■ **Tarea**
Prolonga el fragmento sobre la textura y lo inacabado en la obra de arte a partir de su última oración.

■ **Fragmento**
————
Lo textural y la forma son lo aparente, así como la definición o el desvanecimiento de ésta en el espacio, pero lo importante es dónde surge la necesidad de darle valor a la textura, a la rugosidad de las formas reales o a las miradas, a la forma de ver… al interior del espectador… del autor, a la obra.
Lo descriptivo tiene que tener un límite, para ofrecer la posibilidad de que el espectador pueda aportar sobre lo propuesto. Ya en el siglo X, en Japón, Murasaki Shikibu en su ‘Novela de Genji - Esplendor’ decía que "destacaba lo pintado por artistas clásicos llenos de fuerza, fluidez y gracia, y que, a pesar de su tamaño reducido, daban margen a la imaginación del espectador para que lo 'completase'
El propio autor debería imponer ese límite para enriquecer la obra. El artista desarrolla sensaciones a través del trabajo dejando que, de alguna manera, quede aparentemente incompleto y despierte en la sensibilidad de quien lo observa la necesidad de trabajar la parte ausente, de aportar su pincelada, la explicación final.
————
■ **Material proporcionado**
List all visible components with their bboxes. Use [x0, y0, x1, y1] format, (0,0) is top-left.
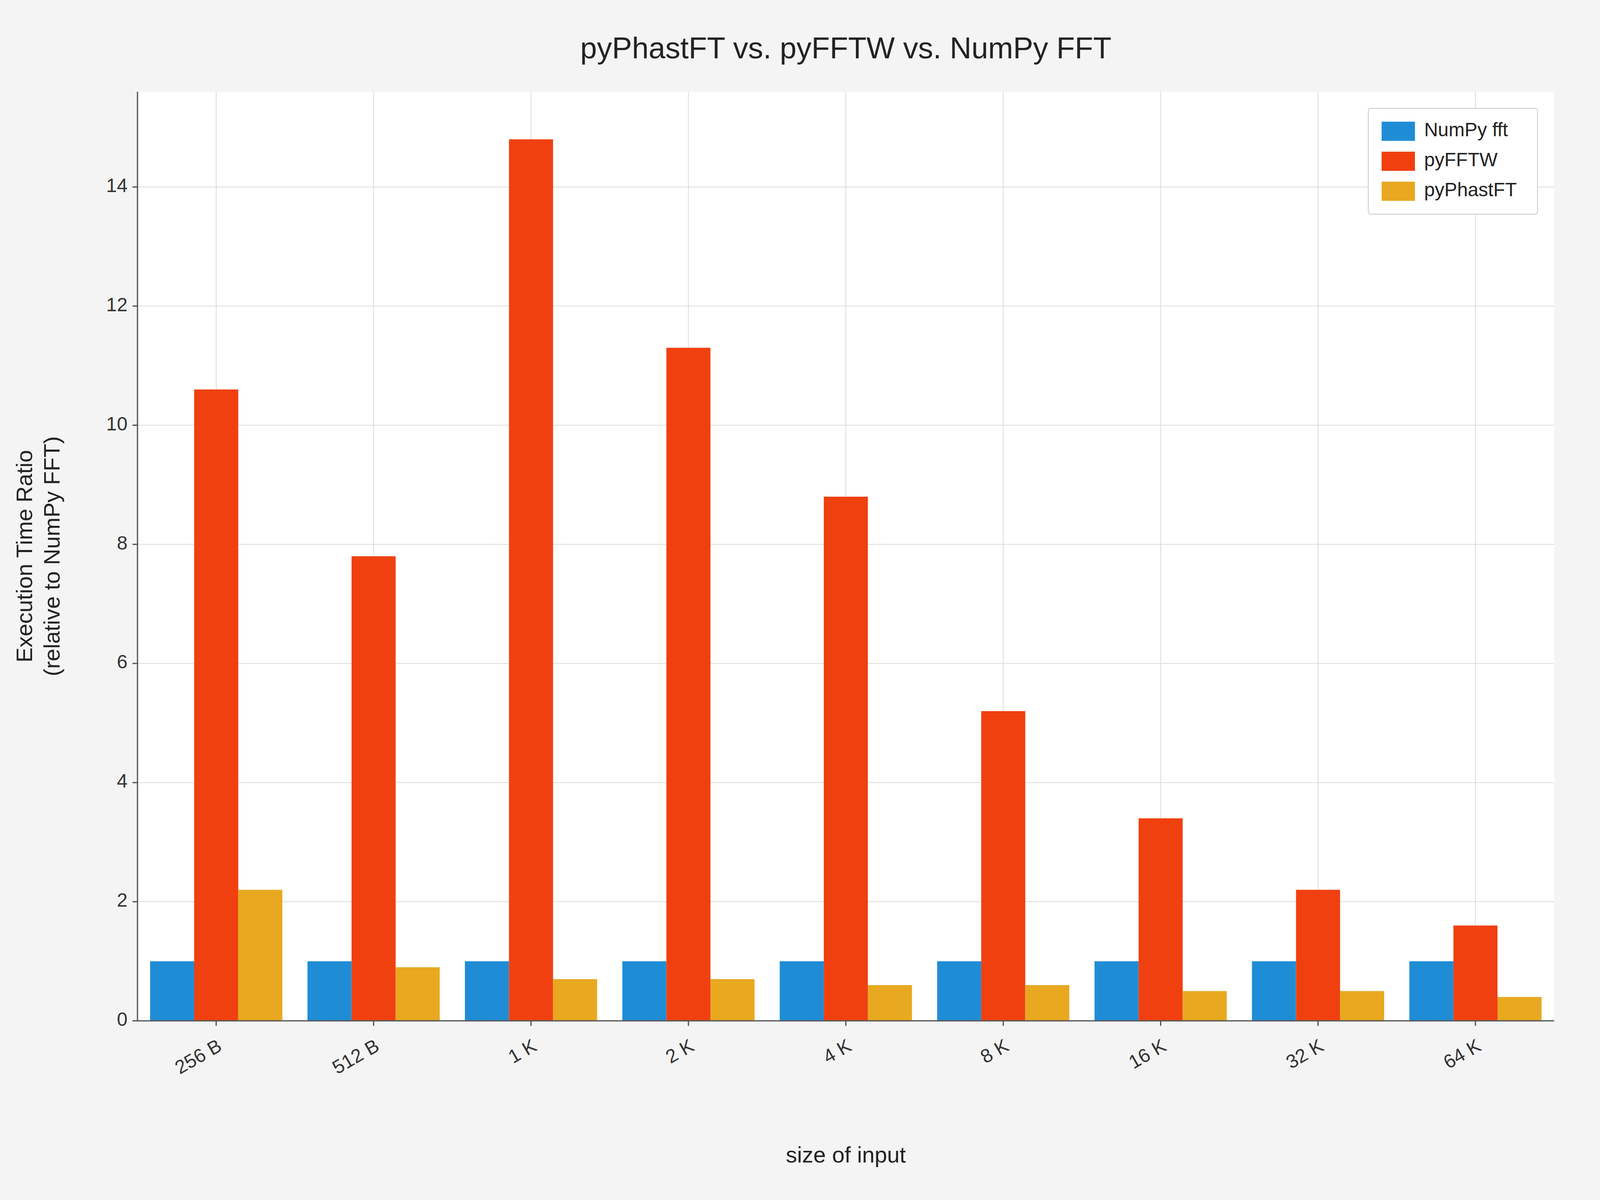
————
■ **Respuesta escrita**
Las texturas llaman a ese despertar y pueden ser un punto de entrada para entender las formas. Las texturas, lo sabemos bien los miopes, son algo más que tacto, algo más que uno de nuestros sentidos en uso. Pueden servir para darnos cuenta que existe otro mundo más allá del evidente brillo coercitivo, nosotros mismos somos texturas.
Sin embargo las hay que no están asociadas a materiales, sino a visiones y miradas, a maneras de ser, a la soledad, al óxido que nunca se detiene y avanza de mil formas incluso debajo de las pinturas “el óxido nunca duerme (Neil Young-Rust never sleeps)”.
Con la forma sucede algo similar, se puede circular por la ciudad, dar un paseo por un lugar mil veces recorrido y no apreciar que algo pueda estar gritando: ¿qué me ves?, ¡mírame así!, ¿pero, cómo?, pues de ésta manera, o de aquella otra pero piensa que hoy no soy como todos los días, sino que me puedo mostrar ‘especial’ si haces el esfuerzo de observar, de “ver lo que todo el mundo puede ver y no ve (Paul Valery-Cuadernos)”.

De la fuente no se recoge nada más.